Copy out all lines in the data below containing the string "Toolkit".

» Stored entries
###
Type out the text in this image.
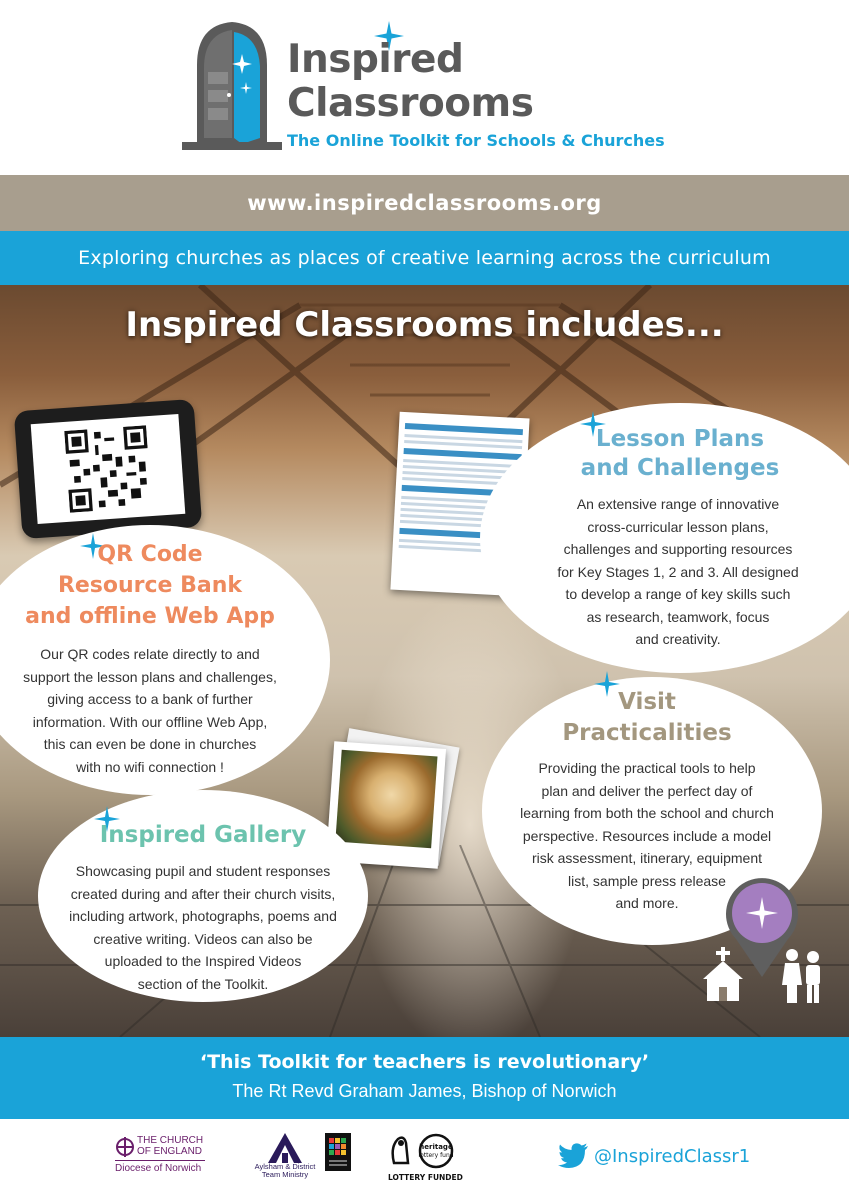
Inspired
Classrooms
The Online Toolkit for Schools & Churches
www.inspiredclassrooms.org
Exploring churches as places of creative learning across the curriculum
Inspired Classrooms includes...
Lesson Plans
and Challenges
An extensive range of innovative
cross-curricular lesson plans,
challenges and supporting resources
for Key Stages 1, 2 and 3. All designed
to develop a range of key skills such
as research, teamwork, focus
and creativity.
QR Code
Resource Bank
and offline Web App
Our QR codes relate directly to and
support the lesson plans and challenges,
giving access to a bank of further
information. With our offline Web App,
this can even be done in churches
with no wifi connection !
Visit
Practicalities
Providing the practical tools to help
plan and deliver the perfect day of
learning from both the school and church
perspective. Resources include a model
risk assessment, itinerary, equipment
list, sample press release
and more.
Inspired Gallery
Showcasing pupil and student responses
created during and after their church visits,
including artwork, photographs, poems and
creative writing. Videos can also be
uploaded to the Inspired Videos
section of the Toolkit.
‘This Toolkit for teachers is revolutionary’
The Rt Revd Graham James, Bishop of Norwich
THE CHURCH
OF ENGLAND
Diocese of Norwich	Aylsham & District
Team Ministry
heritage
lottery fund
LOTTERY FUNDED
@InspiredClassr1
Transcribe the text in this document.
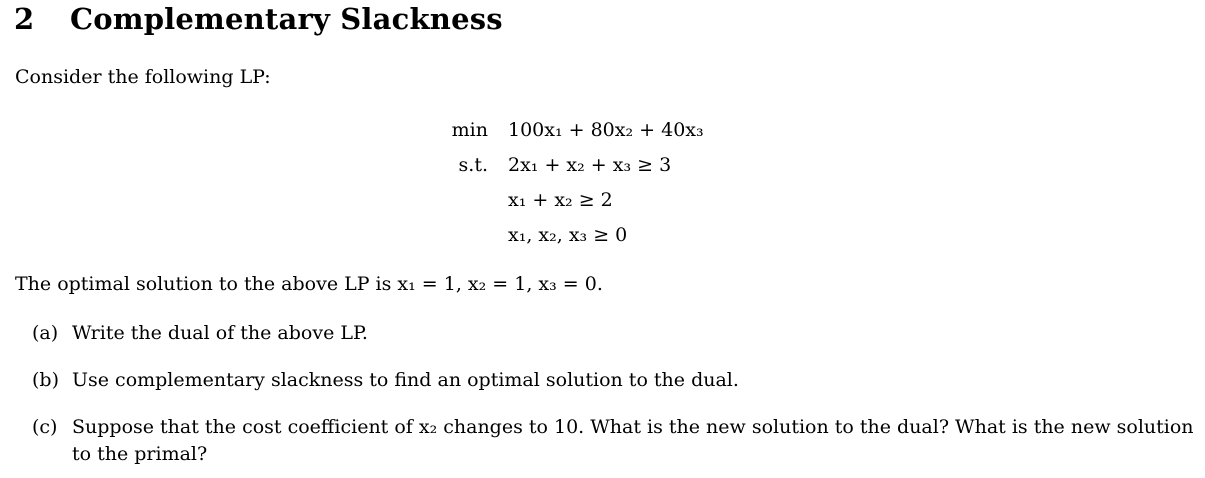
2 Complementary Slackness
Consider the following LP:
min 100x₁ + 80x₂ + 40x₃
s.t. 2x₁ + x₂ + x₃ ≥ 3
x₁ + x₂ ≥ 2
x₁, x₂, x₃ ≥ 0
The optimal solution to the above LP is x₁ = 1, x₂ = 1, x₃ = 0.
(a) Write the dual of the above LP.
(b) Use complementary slackness to find an optimal solution to the dual.
(c) Suppose that the cost coefficient of x₂ changes to 10. What is the new solution to the dual? What is the new solution to the primal?
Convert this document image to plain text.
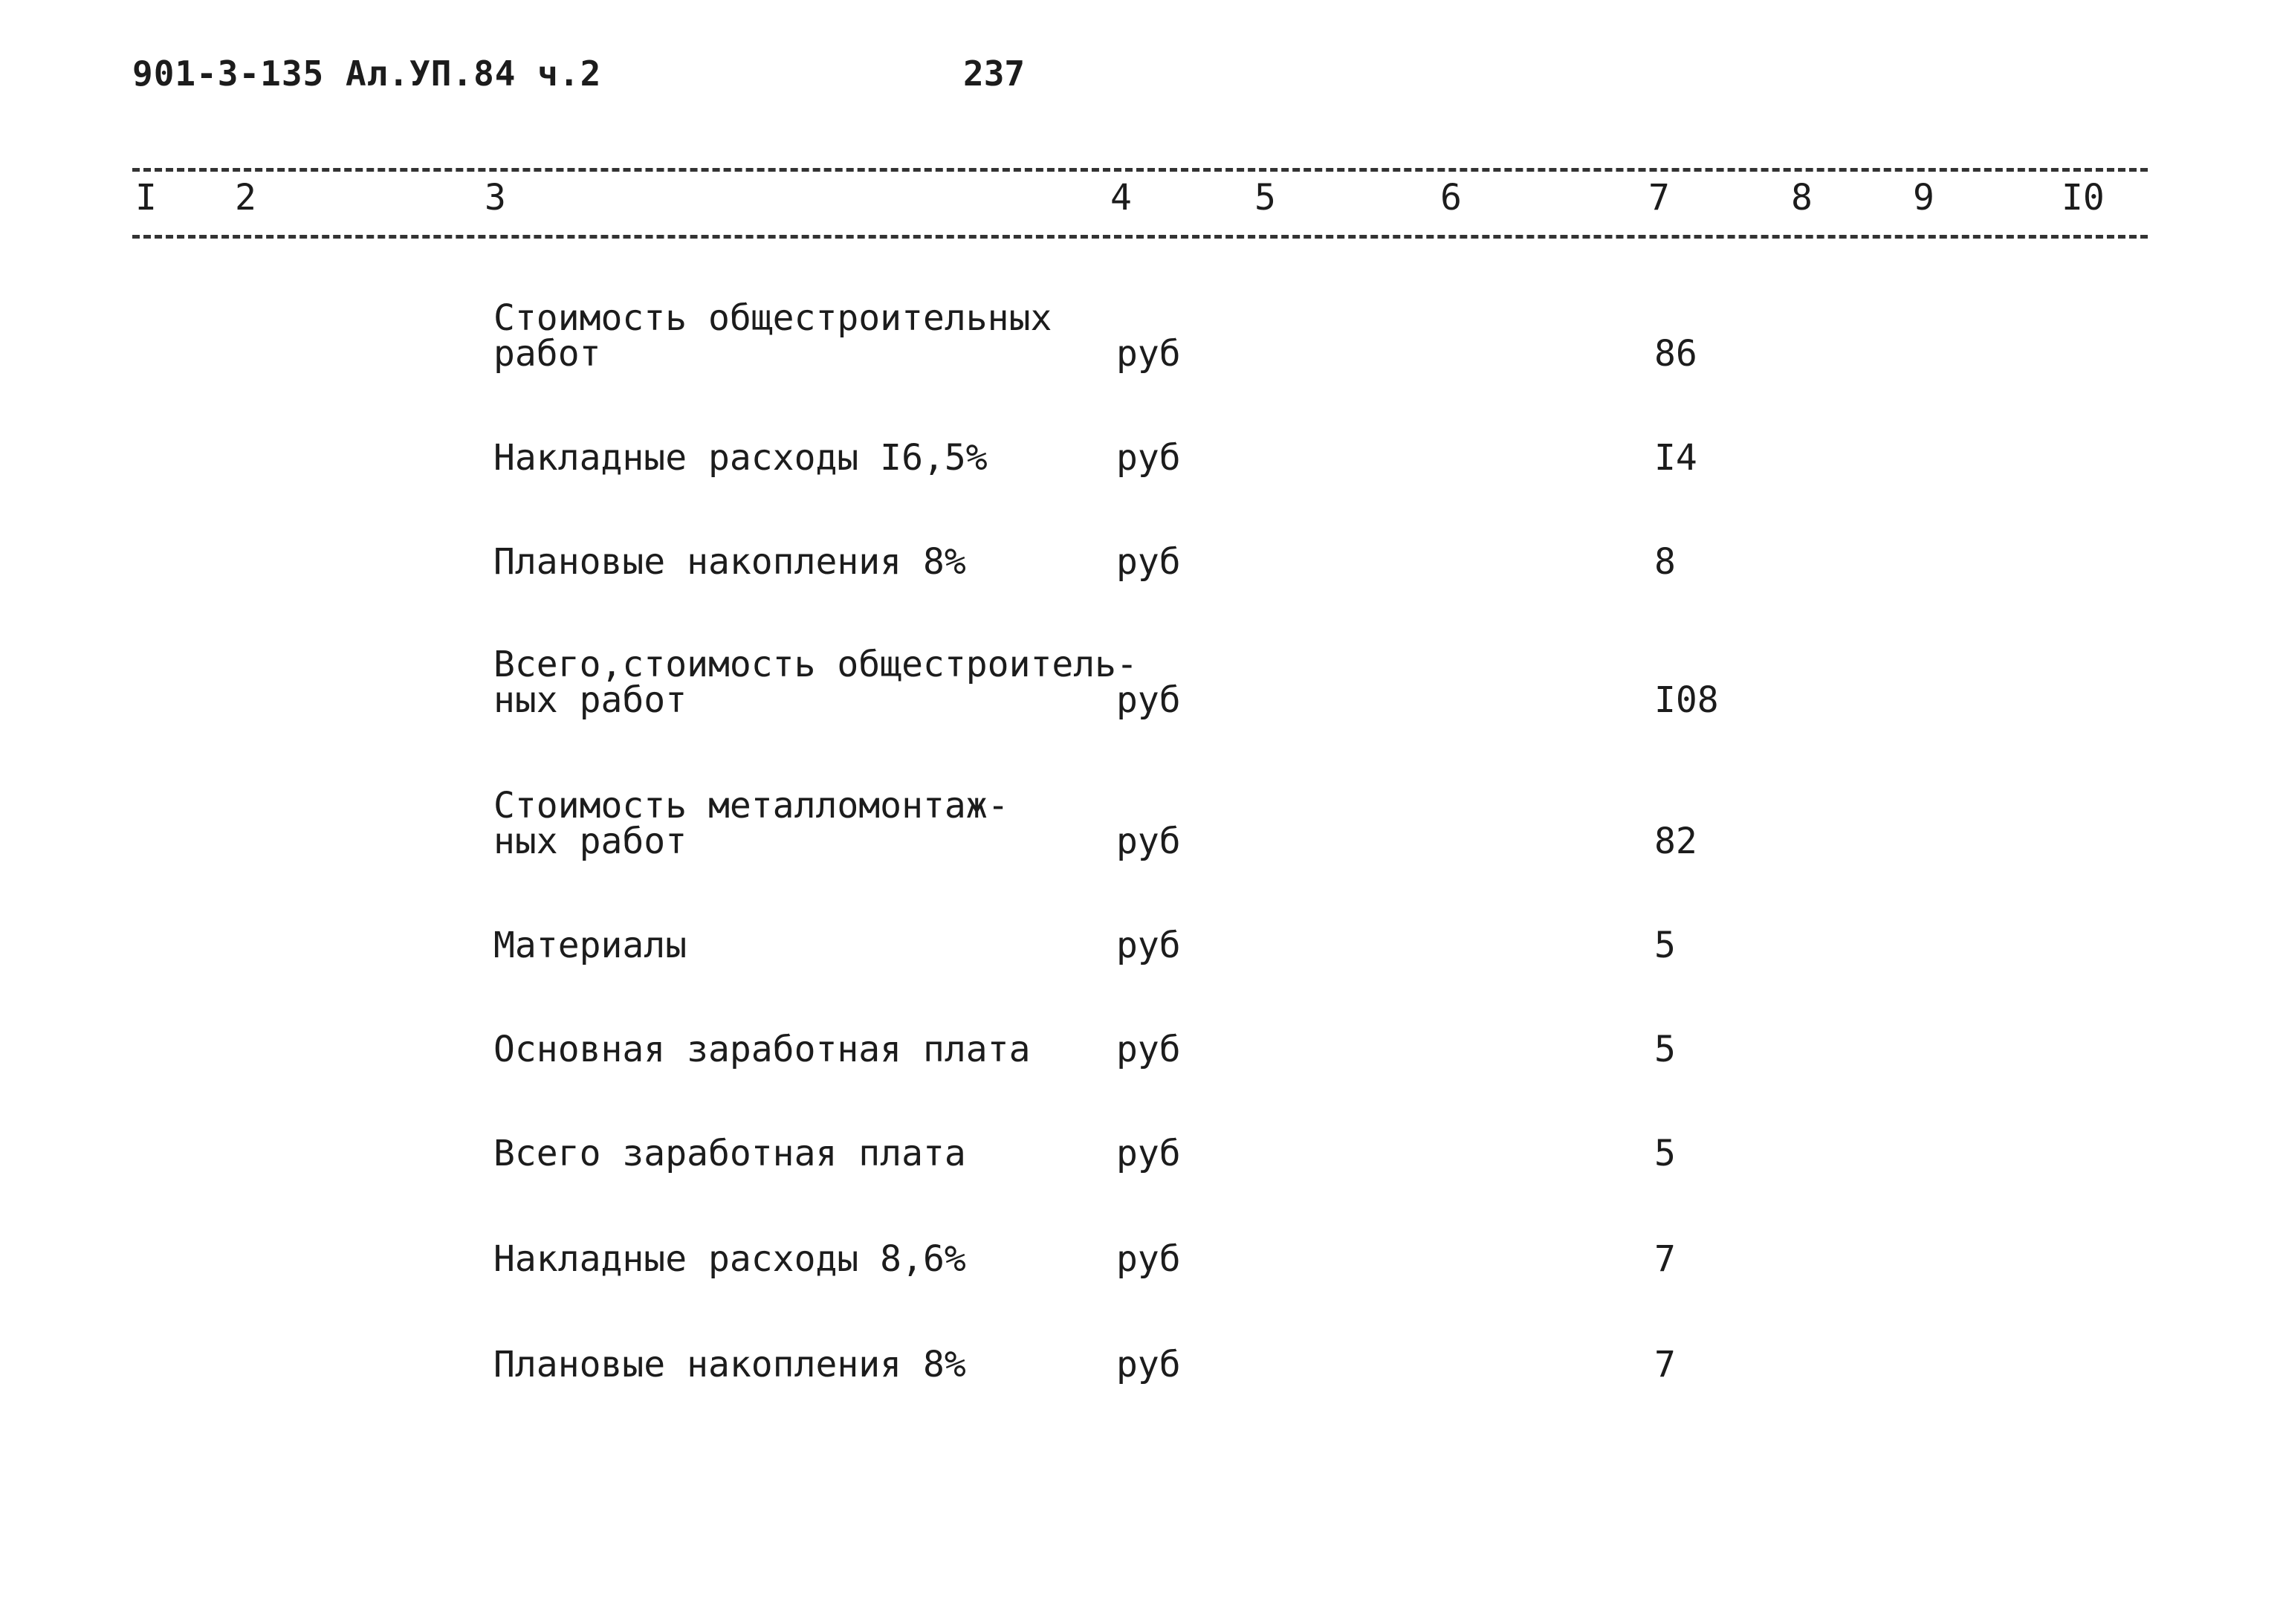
901-3-135 Ал.УП.84 ч.2	237
I 2	3	4	5	6	7	8	9	I0
Стоимость общестроительных
работ	руб	86
Накладные расходы I6,5%	руб	I4
Плановые накопления 8%	руб	8
Всего,стоимость общестроитель-
ных работ	руб	I08
Стоимость металломонтаж-
ных работ	руб	82
Материалы	руб	5
Основная заработная плата руб	5
Всего заработная плата	руб	5
Накладные расходы 8,6%	руб	7
Плановые накопления 8%	руб	7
###
» SOLVED EXERCISE
The Online Toolkit for Schools & Churches
section of the Toolkit.
‘This Toolkit for teachers is revolutionary’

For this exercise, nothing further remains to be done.